WHAT IS BEING ASKED - Your task is to copy the material exactly.

────────────────────────────────────────

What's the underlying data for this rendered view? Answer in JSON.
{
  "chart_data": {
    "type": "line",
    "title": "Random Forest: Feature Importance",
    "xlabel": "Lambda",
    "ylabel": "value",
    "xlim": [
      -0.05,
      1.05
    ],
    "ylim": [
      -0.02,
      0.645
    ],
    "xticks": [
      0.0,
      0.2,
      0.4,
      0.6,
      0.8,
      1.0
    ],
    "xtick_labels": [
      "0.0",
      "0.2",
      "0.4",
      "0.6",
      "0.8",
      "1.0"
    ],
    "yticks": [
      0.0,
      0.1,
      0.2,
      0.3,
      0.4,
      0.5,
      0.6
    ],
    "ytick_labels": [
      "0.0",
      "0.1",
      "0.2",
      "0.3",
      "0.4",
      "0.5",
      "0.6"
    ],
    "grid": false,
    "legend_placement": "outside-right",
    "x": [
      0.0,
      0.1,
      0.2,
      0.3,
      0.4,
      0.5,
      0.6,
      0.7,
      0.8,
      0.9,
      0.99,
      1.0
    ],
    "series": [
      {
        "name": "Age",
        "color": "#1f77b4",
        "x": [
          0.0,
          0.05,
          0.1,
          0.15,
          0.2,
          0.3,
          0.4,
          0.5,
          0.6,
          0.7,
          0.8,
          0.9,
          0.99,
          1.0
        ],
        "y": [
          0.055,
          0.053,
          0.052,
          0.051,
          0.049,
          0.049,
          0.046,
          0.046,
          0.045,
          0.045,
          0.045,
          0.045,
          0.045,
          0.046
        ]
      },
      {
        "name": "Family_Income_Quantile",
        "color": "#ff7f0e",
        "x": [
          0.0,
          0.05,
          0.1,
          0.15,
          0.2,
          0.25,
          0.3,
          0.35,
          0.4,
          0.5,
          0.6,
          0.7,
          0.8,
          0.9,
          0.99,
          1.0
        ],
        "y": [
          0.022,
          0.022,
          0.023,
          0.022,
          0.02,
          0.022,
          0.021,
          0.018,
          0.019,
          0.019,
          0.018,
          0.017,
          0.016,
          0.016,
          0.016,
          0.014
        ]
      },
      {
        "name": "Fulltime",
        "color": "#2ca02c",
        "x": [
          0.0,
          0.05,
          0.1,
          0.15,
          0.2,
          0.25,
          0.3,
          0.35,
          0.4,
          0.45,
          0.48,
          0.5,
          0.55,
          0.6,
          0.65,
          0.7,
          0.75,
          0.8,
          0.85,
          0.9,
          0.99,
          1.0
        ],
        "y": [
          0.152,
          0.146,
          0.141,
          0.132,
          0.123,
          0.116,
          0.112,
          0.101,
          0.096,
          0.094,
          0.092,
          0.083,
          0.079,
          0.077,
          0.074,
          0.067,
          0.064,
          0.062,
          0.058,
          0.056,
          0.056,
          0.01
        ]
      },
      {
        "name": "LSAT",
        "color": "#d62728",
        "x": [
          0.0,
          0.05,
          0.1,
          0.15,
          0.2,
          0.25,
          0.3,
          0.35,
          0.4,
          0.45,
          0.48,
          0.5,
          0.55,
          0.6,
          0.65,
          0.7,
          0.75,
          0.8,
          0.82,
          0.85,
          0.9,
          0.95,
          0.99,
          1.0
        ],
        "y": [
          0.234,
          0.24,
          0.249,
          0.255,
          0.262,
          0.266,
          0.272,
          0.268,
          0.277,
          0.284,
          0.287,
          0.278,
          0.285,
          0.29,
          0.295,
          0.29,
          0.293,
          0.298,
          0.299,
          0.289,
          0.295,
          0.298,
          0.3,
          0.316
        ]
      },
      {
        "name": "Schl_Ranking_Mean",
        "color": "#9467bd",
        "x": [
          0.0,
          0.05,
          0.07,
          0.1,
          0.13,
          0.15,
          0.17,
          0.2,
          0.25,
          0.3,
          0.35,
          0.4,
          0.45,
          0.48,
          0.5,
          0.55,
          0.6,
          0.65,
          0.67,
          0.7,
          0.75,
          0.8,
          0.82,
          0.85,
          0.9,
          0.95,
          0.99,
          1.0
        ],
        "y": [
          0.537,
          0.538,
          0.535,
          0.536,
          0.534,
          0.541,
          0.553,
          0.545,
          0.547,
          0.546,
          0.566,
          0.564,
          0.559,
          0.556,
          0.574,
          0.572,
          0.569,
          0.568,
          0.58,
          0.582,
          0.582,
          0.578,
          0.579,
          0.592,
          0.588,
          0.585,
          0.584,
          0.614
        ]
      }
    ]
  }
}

────────────────────────────────────────

RESPONSE -
What's the underlying data for this rendered view? Answer in JSON.
{
  "chart_data": {
    "type": "line",
    "title": "Random Forest: Feature Importance",
    "xlabel": "Lambda",
    "ylabel": "value",
    "xlim": [
      -0.05,
      1.05
    ],
    "ylim": [
      -0.02,
      0.645
    ],
    "xticks": [
      0.0,
      0.2,
      0.4,
      0.6,
      0.8,
      1.0
    ],
    "xtick_labels": [
      "0.0",
      "0.2",
      "0.4",
      "0.6",
      "0.8",
      "1.0"
    ],
    "yticks": [
      0.0,
      0.1,
      0.2,
      0.3,
      0.4,
      0.5,
      0.6
    ],
    "ytick_labels": [
      "0.0",
      "0.1",
      "0.2",
      "0.3",
      "0.4",
      "0.5",
      "0.6"
    ],
    "grid": false,
    "legend_placement": "outside-right",
    "x": [
      0.0,
      0.1,
      0.2,
      0.3,
      0.4,
      0.5,
      0.6,
      0.7,
      0.8,
      0.9,
      0.99,
      1.0
    ],
    "series": [
      {
        "name": "Age",
        "color": "#1f77b4",
        "x": [
          0.0,
          0.05,
          0.1,
          0.15,
          0.2,
          0.3,
          0.4,
          0.5,
          0.6,
          0.7,
          0.8,
          0.9,
          0.99,
          1.0
        ],
        "y": [
          0.055,
          0.053,
          0.052,
          0.051,
          0.049,
          0.049,
          0.046,
          0.046,
          0.045,
          0.045,
          0.045,
          0.045,
          0.045,
          0.046
        ]
      },
      {
        "name": "Family_Income_Quantile",
        "color": "#ff7f0e",
        "x": [
          0.0,
          0.05,
          0.1,
          0.15,
          0.2,
          0.25,
          0.3,
          0.35,
          0.4,
          0.5,
          0.6,
          0.7,
          0.8,
          0.9,
          0.99,
          1.0
        ],
        "y": [
          0.022,
          0.022,
          0.023,
          0.022,
          0.02,
          0.022,
          0.021,
          0.018,
          0.019,
          0.019,
          0.018,
          0.017,
          0.016,
          0.016,
          0.016,
          0.014
        ]
      },
      {
        "name": "Fulltime",
        "color": "#2ca02c",
        "x": [
          0.0,
          0.05,
          0.1,
          0.15,
          0.2,
          0.25,
          0.3,
          0.35,
          0.4,
          0.45,
          0.48,
          0.5,
          0.55,
          0.6,
          0.65,
          0.7,
          0.75,
          0.8,
          0.85,
          0.9,
          0.99,
          1.0
        ],
        "y": [
          0.152,
          0.146,
          0.141,
          0.132,
          0.123,
          0.116,
          0.112,
          0.101,
          0.096,
          0.094,
          0.092,
          0.083,
          0.079,
          0.077,
          0.074,
          0.067,
          0.064,
          0.062,
          0.058,
          0.056,
          0.056,
          0.01
        ]
      },
      {
        "name": "LSAT",
        "color": "#d62728",
        "x": [
          0.0,
          0.05,
          0.1,
          0.15,
          0.2,
          0.25,
          0.3,
          0.35,
          0.4,
          0.45,
          0.48,
          0.5,
          0.55,
          0.6,
          0.65,
          0.7,
          0.75,
          0.8,
          0.82,
          0.85,
          0.9,
          0.95,
          0.99,
          1.0
        ],
        "y": [
          0.234,
          0.24,
          0.249,
          0.255,
          0.262,
          0.266,
          0.272,
          0.268,
          0.277,
          0.284,
          0.287,
          0.278,
          0.285,
          0.29,
          0.295,
          0.29,
          0.293,
          0.298,
          0.299,
          0.289,
          0.295,
          0.298,
          0.3,
          0.316
        ]
      },
      {
        "name": "Schl_Ranking_Mean",
        "color": "#9467bd",
        "x": [
          0.0,
          0.05,
          0.07,
          0.1,
          0.13,
          0.15,
          0.17,
          0.2,
          0.25,
          0.3,
          0.35,
          0.4,
          0.45,
          0.48,
          0.5,
          0.55,
          0.6,
          0.65,
          0.67,
          0.7,
          0.75,
          0.8,
          0.82,
          0.85,
          0.9,
          0.95,
          0.99,
          1.0
        ],
        "y": [
          0.537,
          0.538,
          0.535,
          0.536,
          0.534,
          0.541,
          0.553,
          0.545,
          0.547,
          0.546,
          0.566,
          0.564,
          0.559,
          0.556,
          0.574,
          0.572,
          0.569,
          0.568,
          0.58,
          0.582,
          0.582,
          0.578,
          0.579,
          0.592,
          0.588,
          0.585,
          0.584,
          0.614
        ]
      }
    ]
  }
}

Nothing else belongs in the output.